> _Your task_:
Which spokespeople are named in the text on Newsom and California's virus response, and whom does each speak for?

> _Study text_:
◆ ◆ ◆ ◆

But on Wednesday, state spokesman Brian Ferguson said the state had not heard of any hospital systems receiving ventilators from Musk or Tesla. California Hospital Association spokeswoman Jan Emerson-Shea said the organization played no role in distributing ventilators. Tesla spokesman Kamran Mumtaz did not immediately respond to an email seeking comment.
Newsom has also offered conflicting information on plans to house homeless Californians vulnerable to the virus. When he issued an executive order last month that he promoted as a 60-day eviction moratorium, advocacy groups said it didn’t adequately protect tenants. They won approval of a more iron-clad moratorium from the state’s Judicial Council
Newsom speaks daily about the state's response to the outbreak, giving hour-long presentations replete with numbers he recites with precision. He is dyslexic and memorizes most of his presentations.
“One of the downsides of speaking extemporaneously is you may get some of the details wrong, especially when you are speaking for an hour straight,” said Kim Nalder, a professor of political science at the California State University, Sacramento. But, she said, “he’s definitely projecting a sense of comprehending the situation and aggressively addressing the issues.”
California, the most populous U.S. state, has fewer infections and deaths than New York and several other states. More than 25,000 Californians have tested positive for the virus and nearly 800 have died. For most people, the virus causes mild or moderate symptoms, such as fever and cough that clear up in two to three weeks. For some, especially older adults and people with existing health problems, it can cause life-threatening illness and death.
Karin Michels, chair of the epidemiology department at the University of California, Los Angeles’ Fielding School of Public Health, said California has been aided in its virus fight by cultural factors like its low-density housing, younger population and residents' overall health. But she said the governor deserves “a lot of credit for being quick.”

◆ ◆ ◆ ◆

> _Stored data_:
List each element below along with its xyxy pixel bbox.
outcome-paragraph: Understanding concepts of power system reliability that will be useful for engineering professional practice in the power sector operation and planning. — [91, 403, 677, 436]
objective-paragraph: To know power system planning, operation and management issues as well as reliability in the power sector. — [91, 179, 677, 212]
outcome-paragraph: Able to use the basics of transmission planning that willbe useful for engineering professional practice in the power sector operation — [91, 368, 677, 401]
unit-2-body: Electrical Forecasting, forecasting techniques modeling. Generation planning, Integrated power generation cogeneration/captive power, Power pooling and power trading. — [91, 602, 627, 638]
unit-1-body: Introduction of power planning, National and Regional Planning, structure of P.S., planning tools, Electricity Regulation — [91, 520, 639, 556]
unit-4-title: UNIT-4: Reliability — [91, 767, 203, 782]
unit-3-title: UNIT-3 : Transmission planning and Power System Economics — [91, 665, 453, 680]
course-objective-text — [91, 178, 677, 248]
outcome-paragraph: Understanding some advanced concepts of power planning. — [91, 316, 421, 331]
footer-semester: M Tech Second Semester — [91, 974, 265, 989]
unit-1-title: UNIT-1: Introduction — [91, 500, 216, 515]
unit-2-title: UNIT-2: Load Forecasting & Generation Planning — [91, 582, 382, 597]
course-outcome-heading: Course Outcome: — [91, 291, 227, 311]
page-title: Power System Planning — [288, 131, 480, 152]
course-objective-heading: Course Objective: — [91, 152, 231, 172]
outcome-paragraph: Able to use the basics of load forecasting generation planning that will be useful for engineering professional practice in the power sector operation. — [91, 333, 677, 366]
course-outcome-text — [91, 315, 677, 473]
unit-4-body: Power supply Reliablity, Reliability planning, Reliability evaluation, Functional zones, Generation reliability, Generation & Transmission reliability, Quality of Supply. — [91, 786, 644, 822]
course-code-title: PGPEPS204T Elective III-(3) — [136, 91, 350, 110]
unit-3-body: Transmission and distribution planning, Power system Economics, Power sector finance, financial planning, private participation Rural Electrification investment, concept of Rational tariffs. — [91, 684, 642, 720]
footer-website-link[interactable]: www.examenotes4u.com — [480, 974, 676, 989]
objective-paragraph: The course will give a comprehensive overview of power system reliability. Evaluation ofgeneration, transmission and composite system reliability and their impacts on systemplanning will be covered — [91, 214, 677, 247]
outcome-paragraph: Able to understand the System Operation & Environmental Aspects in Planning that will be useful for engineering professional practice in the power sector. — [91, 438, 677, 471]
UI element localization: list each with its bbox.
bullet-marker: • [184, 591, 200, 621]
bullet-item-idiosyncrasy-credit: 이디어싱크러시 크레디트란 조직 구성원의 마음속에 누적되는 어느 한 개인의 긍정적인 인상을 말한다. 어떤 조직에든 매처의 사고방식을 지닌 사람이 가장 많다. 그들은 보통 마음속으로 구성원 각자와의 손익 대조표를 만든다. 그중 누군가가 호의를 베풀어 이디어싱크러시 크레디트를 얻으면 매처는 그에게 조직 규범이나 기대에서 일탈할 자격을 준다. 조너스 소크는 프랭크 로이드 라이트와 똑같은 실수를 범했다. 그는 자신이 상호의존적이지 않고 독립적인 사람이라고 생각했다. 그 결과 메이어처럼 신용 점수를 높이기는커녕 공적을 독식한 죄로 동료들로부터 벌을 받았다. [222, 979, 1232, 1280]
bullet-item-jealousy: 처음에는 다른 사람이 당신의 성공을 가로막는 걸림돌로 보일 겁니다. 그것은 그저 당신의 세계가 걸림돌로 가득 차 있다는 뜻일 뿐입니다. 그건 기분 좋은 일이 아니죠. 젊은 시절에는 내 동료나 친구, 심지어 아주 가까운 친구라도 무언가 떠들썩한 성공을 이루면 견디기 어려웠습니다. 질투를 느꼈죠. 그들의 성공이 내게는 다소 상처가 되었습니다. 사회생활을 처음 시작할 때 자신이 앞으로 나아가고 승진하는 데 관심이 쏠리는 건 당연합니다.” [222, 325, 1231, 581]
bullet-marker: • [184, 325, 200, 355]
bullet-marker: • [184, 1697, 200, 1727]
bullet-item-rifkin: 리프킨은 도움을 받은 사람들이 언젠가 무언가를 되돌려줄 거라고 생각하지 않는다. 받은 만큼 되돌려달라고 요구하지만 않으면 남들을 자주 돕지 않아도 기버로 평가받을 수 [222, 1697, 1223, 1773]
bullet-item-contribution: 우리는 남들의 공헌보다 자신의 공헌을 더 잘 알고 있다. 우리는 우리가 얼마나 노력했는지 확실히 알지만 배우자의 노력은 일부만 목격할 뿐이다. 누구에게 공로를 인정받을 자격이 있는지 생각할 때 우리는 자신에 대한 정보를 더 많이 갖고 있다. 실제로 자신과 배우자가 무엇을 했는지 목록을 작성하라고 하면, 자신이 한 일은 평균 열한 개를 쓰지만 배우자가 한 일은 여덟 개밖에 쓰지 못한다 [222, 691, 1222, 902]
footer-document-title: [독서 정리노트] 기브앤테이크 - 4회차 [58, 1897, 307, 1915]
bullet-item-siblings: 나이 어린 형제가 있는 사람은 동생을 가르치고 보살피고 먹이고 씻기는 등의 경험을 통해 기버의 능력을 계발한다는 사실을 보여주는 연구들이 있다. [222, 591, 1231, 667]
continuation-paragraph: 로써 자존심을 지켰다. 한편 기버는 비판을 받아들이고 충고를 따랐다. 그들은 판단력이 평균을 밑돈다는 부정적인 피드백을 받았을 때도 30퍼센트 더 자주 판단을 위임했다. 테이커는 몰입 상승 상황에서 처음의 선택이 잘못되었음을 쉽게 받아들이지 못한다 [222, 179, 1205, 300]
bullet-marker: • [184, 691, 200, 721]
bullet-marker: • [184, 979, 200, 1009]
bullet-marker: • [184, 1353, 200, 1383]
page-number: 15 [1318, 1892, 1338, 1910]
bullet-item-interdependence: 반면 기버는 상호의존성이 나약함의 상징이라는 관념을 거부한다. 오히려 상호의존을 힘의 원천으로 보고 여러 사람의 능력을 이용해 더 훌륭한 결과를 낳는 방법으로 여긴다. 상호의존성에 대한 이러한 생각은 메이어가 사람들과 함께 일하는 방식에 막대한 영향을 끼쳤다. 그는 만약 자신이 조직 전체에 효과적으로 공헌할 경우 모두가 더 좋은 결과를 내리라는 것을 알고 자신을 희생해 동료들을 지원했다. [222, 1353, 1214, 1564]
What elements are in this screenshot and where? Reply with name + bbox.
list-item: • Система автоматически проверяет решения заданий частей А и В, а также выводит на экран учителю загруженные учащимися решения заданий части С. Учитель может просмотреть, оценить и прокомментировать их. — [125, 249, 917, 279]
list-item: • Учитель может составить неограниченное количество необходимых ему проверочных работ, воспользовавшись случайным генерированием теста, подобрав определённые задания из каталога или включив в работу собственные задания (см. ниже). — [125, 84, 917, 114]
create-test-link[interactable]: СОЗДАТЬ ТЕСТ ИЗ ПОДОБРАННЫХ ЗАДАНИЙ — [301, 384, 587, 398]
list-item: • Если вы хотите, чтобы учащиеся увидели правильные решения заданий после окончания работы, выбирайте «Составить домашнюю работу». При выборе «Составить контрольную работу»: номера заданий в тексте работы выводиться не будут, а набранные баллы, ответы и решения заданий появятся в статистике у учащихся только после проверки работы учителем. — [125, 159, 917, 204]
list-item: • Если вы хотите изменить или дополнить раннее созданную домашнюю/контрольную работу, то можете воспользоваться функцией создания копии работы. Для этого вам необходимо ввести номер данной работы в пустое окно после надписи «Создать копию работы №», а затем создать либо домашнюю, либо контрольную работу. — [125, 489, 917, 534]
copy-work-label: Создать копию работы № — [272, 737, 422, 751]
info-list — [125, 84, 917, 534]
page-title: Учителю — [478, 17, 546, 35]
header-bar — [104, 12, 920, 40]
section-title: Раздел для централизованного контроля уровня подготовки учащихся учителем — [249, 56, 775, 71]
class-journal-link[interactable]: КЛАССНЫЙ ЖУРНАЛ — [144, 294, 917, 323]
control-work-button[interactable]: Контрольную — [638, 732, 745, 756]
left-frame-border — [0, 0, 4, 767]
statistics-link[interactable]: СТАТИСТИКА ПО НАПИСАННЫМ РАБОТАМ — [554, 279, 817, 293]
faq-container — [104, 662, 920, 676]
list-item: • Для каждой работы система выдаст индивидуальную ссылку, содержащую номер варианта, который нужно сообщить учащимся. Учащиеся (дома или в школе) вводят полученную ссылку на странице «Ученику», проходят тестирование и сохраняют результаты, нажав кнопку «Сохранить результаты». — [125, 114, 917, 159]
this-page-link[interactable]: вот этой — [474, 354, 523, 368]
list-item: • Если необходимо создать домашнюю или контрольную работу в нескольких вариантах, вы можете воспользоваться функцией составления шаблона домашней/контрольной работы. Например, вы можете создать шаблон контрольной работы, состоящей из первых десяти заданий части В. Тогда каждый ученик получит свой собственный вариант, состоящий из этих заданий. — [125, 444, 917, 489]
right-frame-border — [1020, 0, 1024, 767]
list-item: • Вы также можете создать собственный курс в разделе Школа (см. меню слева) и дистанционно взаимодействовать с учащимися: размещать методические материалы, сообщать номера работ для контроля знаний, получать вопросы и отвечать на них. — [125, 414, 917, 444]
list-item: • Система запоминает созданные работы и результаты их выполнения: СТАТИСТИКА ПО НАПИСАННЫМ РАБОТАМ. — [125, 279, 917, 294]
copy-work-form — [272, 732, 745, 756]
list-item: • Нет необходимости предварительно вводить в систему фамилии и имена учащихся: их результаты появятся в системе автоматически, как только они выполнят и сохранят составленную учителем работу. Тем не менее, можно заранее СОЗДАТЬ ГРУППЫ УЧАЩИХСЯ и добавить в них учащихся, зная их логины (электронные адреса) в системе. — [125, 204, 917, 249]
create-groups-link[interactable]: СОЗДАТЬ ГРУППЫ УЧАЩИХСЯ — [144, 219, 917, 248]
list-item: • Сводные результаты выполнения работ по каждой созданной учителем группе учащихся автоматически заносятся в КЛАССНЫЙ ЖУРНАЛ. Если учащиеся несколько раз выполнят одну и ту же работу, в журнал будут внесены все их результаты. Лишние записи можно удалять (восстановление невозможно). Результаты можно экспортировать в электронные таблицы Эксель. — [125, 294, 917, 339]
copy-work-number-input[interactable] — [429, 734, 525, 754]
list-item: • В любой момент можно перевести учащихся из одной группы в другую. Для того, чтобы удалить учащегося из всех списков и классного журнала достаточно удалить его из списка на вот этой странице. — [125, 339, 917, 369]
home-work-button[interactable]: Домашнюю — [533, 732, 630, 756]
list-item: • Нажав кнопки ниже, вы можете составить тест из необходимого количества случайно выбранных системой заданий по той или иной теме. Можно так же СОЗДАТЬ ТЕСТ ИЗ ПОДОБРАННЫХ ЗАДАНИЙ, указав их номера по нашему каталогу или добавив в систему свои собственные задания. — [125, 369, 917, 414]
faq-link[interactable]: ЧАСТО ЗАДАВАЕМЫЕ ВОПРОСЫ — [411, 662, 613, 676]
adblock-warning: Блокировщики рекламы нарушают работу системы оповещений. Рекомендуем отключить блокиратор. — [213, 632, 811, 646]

◆ ◆ ◆ ◆

> _The answer_:
- Brian Ferguson: the state
- Jan Emerson-Shea: the California Hospital Association
- Kamran Mumtaz: Tesla